— WHAT THE TASK ASKS —
Tally the lines holding the word "Monthly" and state the count by itself.

[Source records]
—————

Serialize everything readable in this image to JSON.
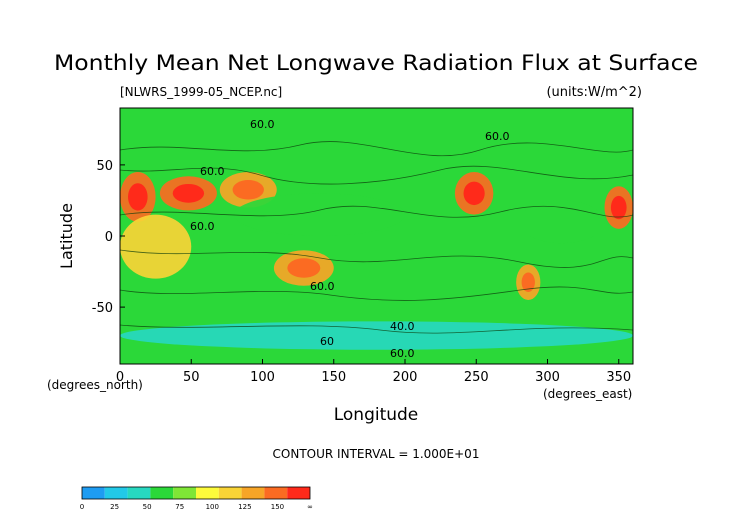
{
  "title": "Monthly Mean Net Longwave Radiation Flux at Surface",
  "filename": "[NLWRS_1999-05_NCEP.nc]",
  "units": "(units:W/m^2)",
  "contour_interval_text": "CONTOUR INTERVAL = 1.000E+01",
  "colors": {
    "ocean_green": "#2bd839",
    "cyan": "#27d8c0",
    "yellow": "#fdfb3b",
    "orange": "#f7a527",
    "red": "#ff2a1a"
  },
  "chart_data": {
    "type": "heatmap",
    "title": "Monthly Mean Net Longwave Radiation Flux at Surface",
    "xlabel": "Longitude",
    "ylabel": "Latitude",
    "x_unit_label": "(degrees_east)",
    "y_unit_label": "(degrees_north)",
    "xlim": [
      0,
      360
    ],
    "ylim": [
      -90,
      90
    ],
    "x_ticks": [
      0,
      50,
      100,
      150,
      200,
      250,
      300,
      350
    ],
    "y_ticks": [
      50,
      0,
      -50
    ],
    "contour_labels": [
      "60.0",
      "60.0",
      "60.0",
      "60.0",
      "60.0",
      "40.0",
      "60",
      "60.0"
    ],
    "colorbar": {
      "levels": [
        "0",
        "25",
        "50",
        "75",
        "100",
        "125",
        "150",
        "∞"
      ],
      "colors": [
        "#1e9cf2",
        "#22c9e8",
        "#27d8c0",
        "#2bd839",
        "#7fe636",
        "#fdfb3b",
        "#f9d436",
        "#f7a527",
        "#fb6b22",
        "#ff2a1a"
      ]
    },
    "regions": [
      {
        "lon": [
          0,
          25
        ],
        "lat": [
          10,
          45
        ],
        "value": 150
      },
      {
        "lon": [
          28,
          68
        ],
        "lat": [
          18,
          42
        ],
        "value": 150
      },
      {
        "lon": [
          70,
          110
        ],
        "lat": [
          20,
          45
        ],
        "value": 120
      },
      {
        "lon": [
          235,
          262
        ],
        "lat": [
          15,
          45
        ],
        "value": 140
      },
      {
        "lon": [
          340,
          360
        ],
        "lat": [
          5,
          35
        ],
        "value": 150
      },
      {
        "lon": [
          108,
          150
        ],
        "lat": [
          -35,
          -10
        ],
        "value": 125
      },
      {
        "lon": [
          278,
          295
        ],
        "lat": [
          -45,
          -20
        ],
        "value": 125
      },
      {
        "lon": [
          0,
          50
        ],
        "lat": [
          -30,
          15
        ],
        "value": 110
      },
      {
        "lon": [
          80,
          200
        ],
        "lat": [
          0,
          30
        ],
        "value": 60
      },
      {
        "lon": [
          280,
          340
        ],
        "lat": [
          -5,
          25
        ],
        "value": 55
      },
      {
        "lon": [
          0,
          360
        ],
        "lat": [
          -80,
          -60
        ],
        "value": 40
      }
    ]
  }
}
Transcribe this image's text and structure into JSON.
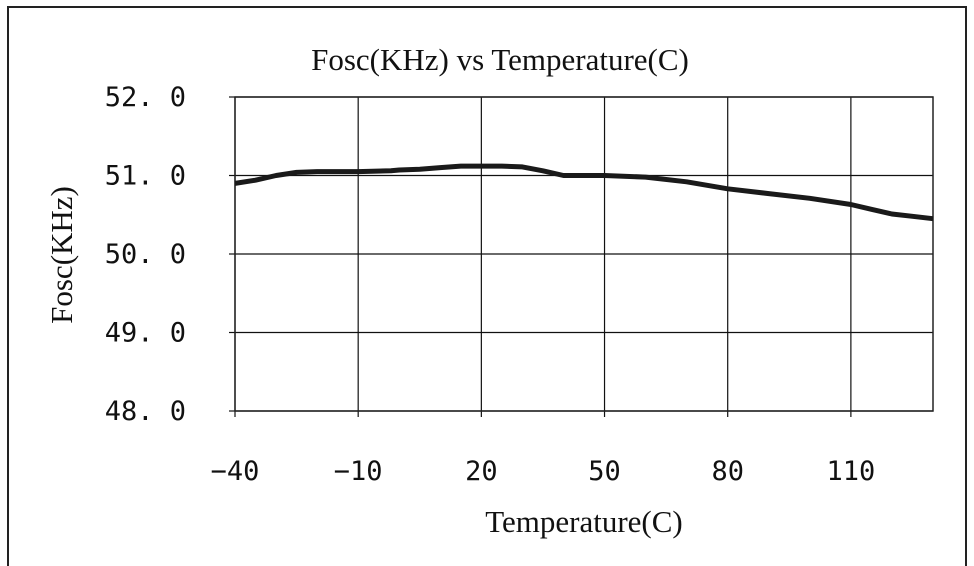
{
  "chart_data": {
    "type": "line",
    "title": "Fosc(KHz) vs Temperature(C)",
    "xlabel": "Temperature(C)",
    "ylabel": "Fosc(KHz)",
    "xlim": [
      -40,
      130
    ],
    "ylim": [
      48.0,
      52.0
    ],
    "x_ticks": [
      -40,
      -10,
      20,
      50,
      80,
      110
    ],
    "x_tick_labels": [
      "-40",
      "-10",
      "20",
      "50",
      "80",
      "110"
    ],
    "y_ticks": [
      48.0,
      49.0,
      50.0,
      51.0,
      52.0
    ],
    "y_tick_labels": [
      "48. 0",
      "49. 0",
      "50. 0",
      "51. 0",
      "52. 0"
    ],
    "grid": true,
    "legend": "none",
    "series": [
      {
        "color": "#1a1a1a",
        "x": [
          -40,
          -35,
          -30,
          -25,
          -20,
          -10,
          -2,
          0,
          5,
          10,
          15,
          20,
          25,
          30,
          35,
          40,
          50,
          60,
          70,
          80,
          90,
          100,
          110,
          115,
          120,
          125,
          130
        ],
        "y": [
          50.9,
          50.94,
          51.0,
          51.04,
          51.05,
          51.05,
          51.06,
          51.07,
          51.08,
          51.1,
          51.12,
          51.12,
          51.12,
          51.11,
          51.06,
          51.0,
          51.0,
          50.98,
          50.92,
          50.83,
          50.77,
          50.71,
          50.63,
          50.57,
          50.51,
          50.48,
          50.45
        ]
      }
    ],
    "colors": {
      "axis": "#222222",
      "grid": "#111111",
      "line": "#1a1a1a",
      "text": "#111111"
    }
  }
}
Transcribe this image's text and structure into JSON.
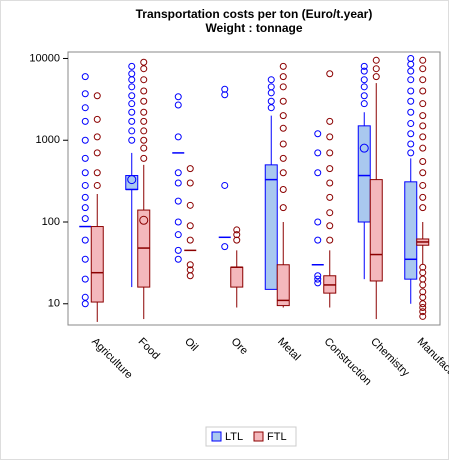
{
  "chart_data": {
    "type": "boxplot",
    "title": "Transportation costs per ton (Euro/t.year)",
    "subtitle": "Weight : tonnage",
    "categories": [
      "Agriculture",
      "Food",
      "Oil",
      "Ore",
      "Metal",
      "Construction",
      "Chemistry",
      "Manufacturing"
    ],
    "log_scale": true,
    "ylim": [
      5.5,
      12000
    ],
    "yticks": [
      10,
      100,
      1000,
      10000
    ],
    "series": [
      {
        "name": "LTL",
        "color": "#0000ff",
        "fill": "#a9c8ef",
        "q1": [
          88,
          250,
          700,
          65,
          15,
          30,
          100,
          20
        ],
        "median": [
          88,
          250,
          700,
          65,
          330,
          30,
          370,
          35
        ],
        "q3": [
          88,
          370,
          700,
          65,
          500,
          30,
          1500,
          310
        ],
        "whisker_low": [
          88,
          16,
          700,
          65,
          15,
          30,
          20,
          10
        ],
        "whisker_high": [
          88,
          700,
          700,
          65,
          2000,
          30,
          2200,
          600
        ],
        "mean": [
          null,
          330,
          null,
          null,
          null,
          null,
          800,
          null
        ],
        "outliers": [
          [
            10,
            12,
            20,
            35,
            60,
            110,
            150,
            200,
            280,
            400,
            600,
            1000,
            1700,
            2500,
            3700,
            6000
          ],
          [
            1000,
            1300,
            1700,
            2200,
            2800,
            3500,
            4500,
            5500,
            6500,
            8000
          ],
          [
            35,
            45,
            70,
            100,
            180,
            300,
            400,
            1100,
            2700,
            3400
          ],
          [
            50,
            280,
            3600,
            4200
          ],
          [
            2500,
            3000,
            3800,
            4500,
            5500
          ],
          [
            18,
            20,
            22,
            60,
            100,
            400,
            700,
            1200
          ],
          [
            2800,
            3500,
            4500,
            5500,
            7000,
            8000
          ],
          [
            700,
            900,
            1200,
            1600,
            2200,
            3000,
            4000,
            5500,
            7000,
            8500,
            10000
          ]
        ]
      },
      {
        "name": "FTL",
        "color": "#8b0000",
        "fill": "#f4b8bc",
        "q1": [
          10.5,
          16,
          45,
          16,
          9.5,
          13.5,
          19,
          52
        ],
        "median": [
          24,
          48,
          45,
          28,
          11,
          17,
          40,
          57
        ],
        "q3": [
          88,
          140,
          45,
          28,
          30,
          22,
          330,
          62
        ],
        "whisker_low": [
          6,
          6.5,
          45,
          9,
          9,
          9,
          6.5,
          30
        ],
        "whisker_high": [
          220,
          500,
          45,
          45,
          100,
          45,
          5000,
          100
        ],
        "mean": [
          null,
          105,
          null,
          null,
          null,
          null,
          null,
          null
        ],
        "outliers": [
          [
            280,
            400,
            700,
            1100,
            1800,
            3500
          ],
          [
            600,
            800,
            1000,
            1300,
            1700,
            2200,
            3000,
            4000,
            5500,
            7500,
            9000
          ],
          [
            22,
            26,
            30,
            60,
            90,
            160,
            300,
            450
          ],
          [
            60,
            70,
            80
          ],
          [
            150,
            250,
            400,
            600,
            900,
            1400,
            2000,
            3000,
            4500,
            6000,
            8000
          ],
          [
            60,
            90,
            130,
            200,
            300,
            450,
            700,
            1100,
            1700,
            6500
          ],
          [
            6000,
            7500,
            9500
          ],
          [
            7,
            8,
            9,
            10,
            12,
            14,
            17,
            20,
            24,
            28,
            150,
            200,
            280,
            400,
            550,
            800,
            1100,
            1500,
            2000,
            2800,
            4000,
            5500,
            7500,
            9500
          ]
        ]
      }
    ]
  }
}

—————

— RESPONSE TO THE EXERCISE —
2